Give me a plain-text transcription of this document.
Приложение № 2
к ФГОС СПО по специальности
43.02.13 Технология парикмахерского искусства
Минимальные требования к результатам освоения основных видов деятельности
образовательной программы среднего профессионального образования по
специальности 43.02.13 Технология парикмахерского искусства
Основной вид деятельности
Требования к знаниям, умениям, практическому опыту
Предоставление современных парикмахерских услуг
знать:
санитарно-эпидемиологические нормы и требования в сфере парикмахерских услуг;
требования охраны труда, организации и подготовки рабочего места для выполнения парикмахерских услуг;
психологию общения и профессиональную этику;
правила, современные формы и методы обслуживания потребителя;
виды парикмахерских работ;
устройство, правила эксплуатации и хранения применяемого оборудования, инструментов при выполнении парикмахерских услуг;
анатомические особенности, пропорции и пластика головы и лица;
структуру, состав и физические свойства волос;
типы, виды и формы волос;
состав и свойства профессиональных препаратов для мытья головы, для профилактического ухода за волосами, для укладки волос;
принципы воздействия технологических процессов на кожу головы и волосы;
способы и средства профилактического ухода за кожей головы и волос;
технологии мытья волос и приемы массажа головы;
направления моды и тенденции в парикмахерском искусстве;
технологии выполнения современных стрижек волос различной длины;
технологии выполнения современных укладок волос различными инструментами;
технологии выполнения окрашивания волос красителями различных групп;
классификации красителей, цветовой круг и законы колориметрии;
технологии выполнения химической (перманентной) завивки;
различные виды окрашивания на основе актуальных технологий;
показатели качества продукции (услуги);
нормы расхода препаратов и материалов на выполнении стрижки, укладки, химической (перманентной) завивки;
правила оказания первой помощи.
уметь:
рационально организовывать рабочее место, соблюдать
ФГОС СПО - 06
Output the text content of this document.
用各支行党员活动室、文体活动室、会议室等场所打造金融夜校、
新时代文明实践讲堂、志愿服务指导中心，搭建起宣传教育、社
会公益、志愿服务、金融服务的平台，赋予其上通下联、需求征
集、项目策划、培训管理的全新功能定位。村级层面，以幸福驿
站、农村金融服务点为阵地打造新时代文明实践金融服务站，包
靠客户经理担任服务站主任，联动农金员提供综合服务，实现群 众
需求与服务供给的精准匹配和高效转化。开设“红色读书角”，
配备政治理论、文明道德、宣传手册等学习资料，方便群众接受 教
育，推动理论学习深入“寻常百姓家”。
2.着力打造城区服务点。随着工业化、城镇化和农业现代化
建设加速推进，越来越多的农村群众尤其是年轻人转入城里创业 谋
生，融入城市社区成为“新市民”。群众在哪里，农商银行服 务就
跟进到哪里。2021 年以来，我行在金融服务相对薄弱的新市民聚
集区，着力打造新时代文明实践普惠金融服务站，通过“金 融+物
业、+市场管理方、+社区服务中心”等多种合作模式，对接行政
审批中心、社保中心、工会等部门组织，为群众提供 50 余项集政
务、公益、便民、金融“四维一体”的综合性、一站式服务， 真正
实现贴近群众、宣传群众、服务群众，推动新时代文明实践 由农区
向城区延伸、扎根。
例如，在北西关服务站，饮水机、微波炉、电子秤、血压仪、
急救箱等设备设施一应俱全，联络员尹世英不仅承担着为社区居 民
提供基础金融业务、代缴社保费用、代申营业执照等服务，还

---*---

■ Exercise goal:
Reproduce exactly the lines from the one with "Output the text content of this document." through the end of the entries above, both ends included.

■ In response:
Output the text content of this document.
用各支行党员活动室、文体活动室、会议室等场所打造金融夜校、
新时代文明实践讲堂、志愿服务指导中心，搭建起宣传教育、社
会公益、志愿服务、金融服务的平台，赋予其上通下联、需求征
集、项目策划、培训管理的全新功能定位。村级层面，以幸福驿
站、农村金融服务点为阵地打造新时代文明实践金融服务站，包
靠客户经理担任服务站主任，联动农金员提供综合服务，实现群 众
需求与服务供给的精准匹配和高效转化。开设“红色读书角”，
配备政治理论、文明道德、宣传手册等学习资料，方便群众接受 教
育，推动理论学习深入“寻常百姓家”。
2.着力打造城区服务点。随着工业化、城镇化和农业现代化
建设加速推进，越来越多的农村群众尤其是年轻人转入城里创业 谋
生，融入城市社区成为“新市民”。群众在哪里，农商银行服 务就
跟进到哪里。2021 年以来，我行在金融服务相对薄弱的新市民聚
集区，着力打造新时代文明实践普惠金融服务站，通过“金 融+物
业、+市场管理方、+社区服务中心”等多种合作模式，对接行政
审批中心、社保中心、工会等部门组织，为群众提供 50 余项集政
务、公益、便民、金融“四维一体”的综合性、一站式服务， 真正
实现贴近群众、宣传群众、服务群众，推动新时代文明实践 由农区
向城区延伸、扎根。
例如，在北西关服务站，饮水机、微波炉、电子秤、血压仪、
急救箱等设备设施一应俱全，联络员尹世英不仅承担着为社区居 民
提供基础金融业务、代缴社保费用、代申营业执照等服务，还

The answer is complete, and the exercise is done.